_TASK TO CARRY OUT_:
Pictures do not belong in the copy; restate the records below word for word.

Data excerpts:

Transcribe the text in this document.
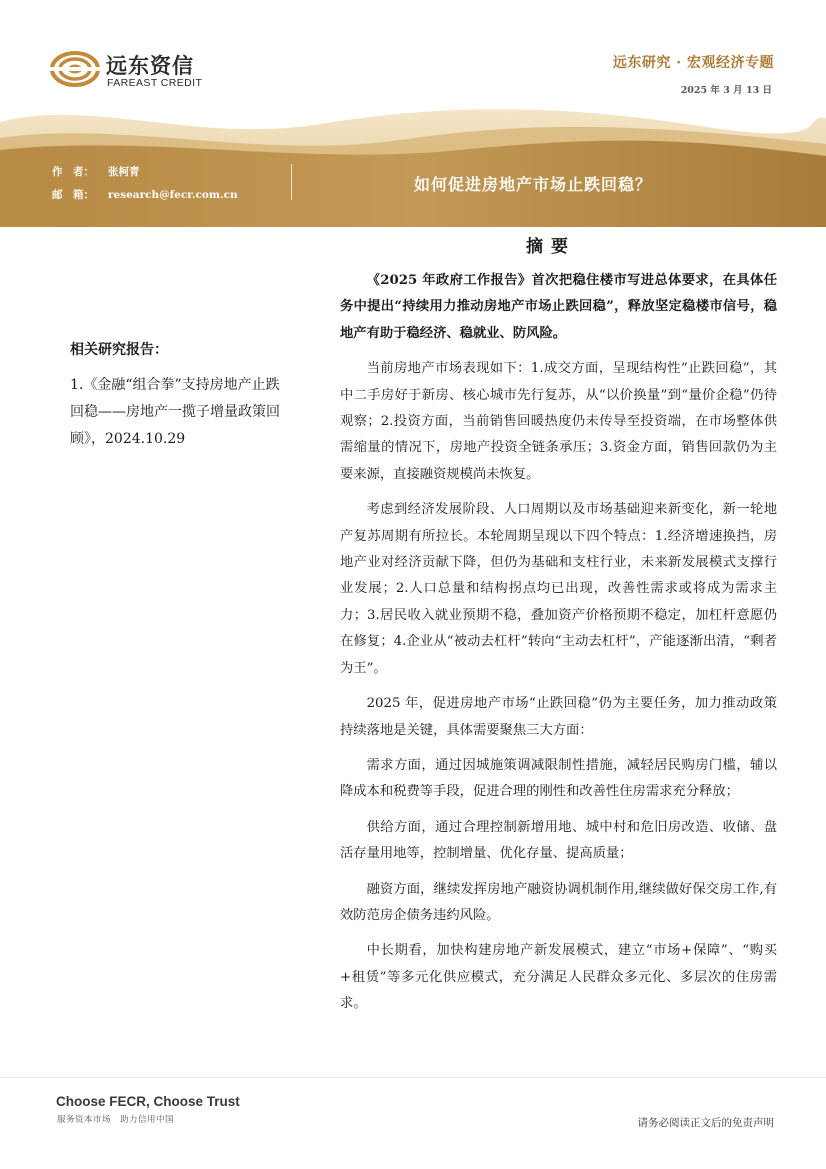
远东资信
FAREAST CREDIT
远东研究 · 宏观经济专题
2025 年 3 月 13 日
作　者： 张柯青
邮　箱： research@fecr.com.cn
如何促进房地产市场止跌回稳？
相关研究报告：
1.《金融“组合拳”支持房地产止跌回稳——房地产一揽子增量政策回顾》，2024.10.29
摘要

《2025 年政府工作报告》首次把稳住楼市写进总体要求，在具体任务中提出“持续用力推动房地产市场止跌回稳”，释放坚定稳楼市信号，稳地产有助于稳经济、稳就业、防风险。

当前房地产市场表现如下：1.成交方面，呈现结构性“止跌回稳”，其中二手房好于新房、核心城市先行复苏，从“以价换量”到“量价企稳”仍待观察；2.投资方面，当前销售回暖热度仍未传导至投资端，在市场整体供需缩量的情况下，房地产投资全链条承压；3.资金方面，销售回款仍为主要来源，直接融资规模尚未恢复。

考虑到经济发展阶段、人口周期以及市场基础迎来新变化，新一轮地产复苏周期有所拉长。本轮周期呈现以下四个特点：1.经济增速换挡，房地产业对经济贡献下降，但仍为基础和支柱行业，未来新发展模式支撑行业发展；2.人口总量和结构拐点均已出现，改善性需求或将成为需求主力；3.居民收入就业预期不稳，叠加资产价格预期不稳定，加杠杆意愿仍在修复；4.企业从“被动去杠杆”转向“主动去杠杆”，产能逐渐出清，“剩者为王”。

2025 年，促进房地产市场“止跌回稳”仍为主要任务，加力推动政策持续落地是关键，具体需要聚焦三大方面：

需求方面，通过因城施策调减限制性措施，减轻居民购房门槛，辅以降成本和税费等手段，促进合理的刚性和改善性住房需求充分释放；

供给方面，通过合理控制新增用地、城中村和危旧房改造、收储、盘活存量用地等，控制增量、优化存量、提高质量；

融资方面，继续发挥房地产融资协调机制作用,继续做好保交房工作,有效防范房企债务违约风险。

中长期看，加快构建房地产新发展模式，建立“市场+保障”、“购买+租赁”等多元化供应模式，充分满足人民群众多元化、多层次的住房需求。

Choose FECR, Choose Trust
服务资本市场　助力信用中国	请务必阅读正文后的免责声明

_OUTPUT_:
Transcribe the text in this document.
远东资信
FAREAST CREDIT
远东研究 · 宏观经济专题
2025 年 3 月 13 日
作　者： 张柯青
邮　箱： research@fecr.com.cn
如何促进房地产市场止跌回稳？
相关研究报告：
1.《金融“组合拳”支持房地产止跌回稳——房地产一揽子增量政策回顾》，2024.10.29
摘要

《2025 年政府工作报告》首次把稳住楼市写进总体要求，在具体任务中提出“持续用力推动房地产市场止跌回稳”，释放坚定稳楼市信号，稳地产有助于稳经济、稳就业、防风险。

当前房地产市场表现如下：1.成交方面，呈现结构性“止跌回稳”，其中二手房好于新房、核心城市先行复苏，从“以价换量”到“量价企稳”仍待观察；2.投资方面，当前销售回暖热度仍未传导至投资端，在市场整体供需缩量的情况下，房地产投资全链条承压；3.资金方面，销售回款仍为主要来源，直接融资规模尚未恢复。

考虑到经济发展阶段、人口周期以及市场基础迎来新变化，新一轮地产复苏周期有所拉长。本轮周期呈现以下四个特点：1.经济增速换挡，房地产业对经济贡献下降，但仍为基础和支柱行业，未来新发展模式支撑行业发展；2.人口总量和结构拐点均已出现，改善性需求或将成为需求主力；3.居民收入就业预期不稳，叠加资产价格预期不稳定，加杠杆意愿仍在修复；4.企业从“被动去杠杆”转向“主动去杠杆”，产能逐渐出清，“剩者为王”。

2025 年，促进房地产市场“止跌回稳”仍为主要任务，加力推动政策持续落地是关键，具体需要聚焦三大方面：

需求方面，通过因城施策调减限制性措施，减轻居民购房门槛，辅以降成本和税费等手段，促进合理的刚性和改善性住房需求充分释放；

供给方面，通过合理控制新增用地、城中村和危旧房改造、收储、盘活存量用地等，控制增量、优化存量、提高质量；

融资方面，继续发挥房地产融资协调机制作用,继续做好保交房工作,有效防范房企债务违约风险。

中长期看，加快构建房地产新发展模式，建立“市场+保障”、“购买+租赁”等多元化供应模式，充分满足人民群众多元化、多层次的住房需求。

Choose FECR, Choose Trust
服务资本市场　助力信用中国	请务必阅读正文后的免责声明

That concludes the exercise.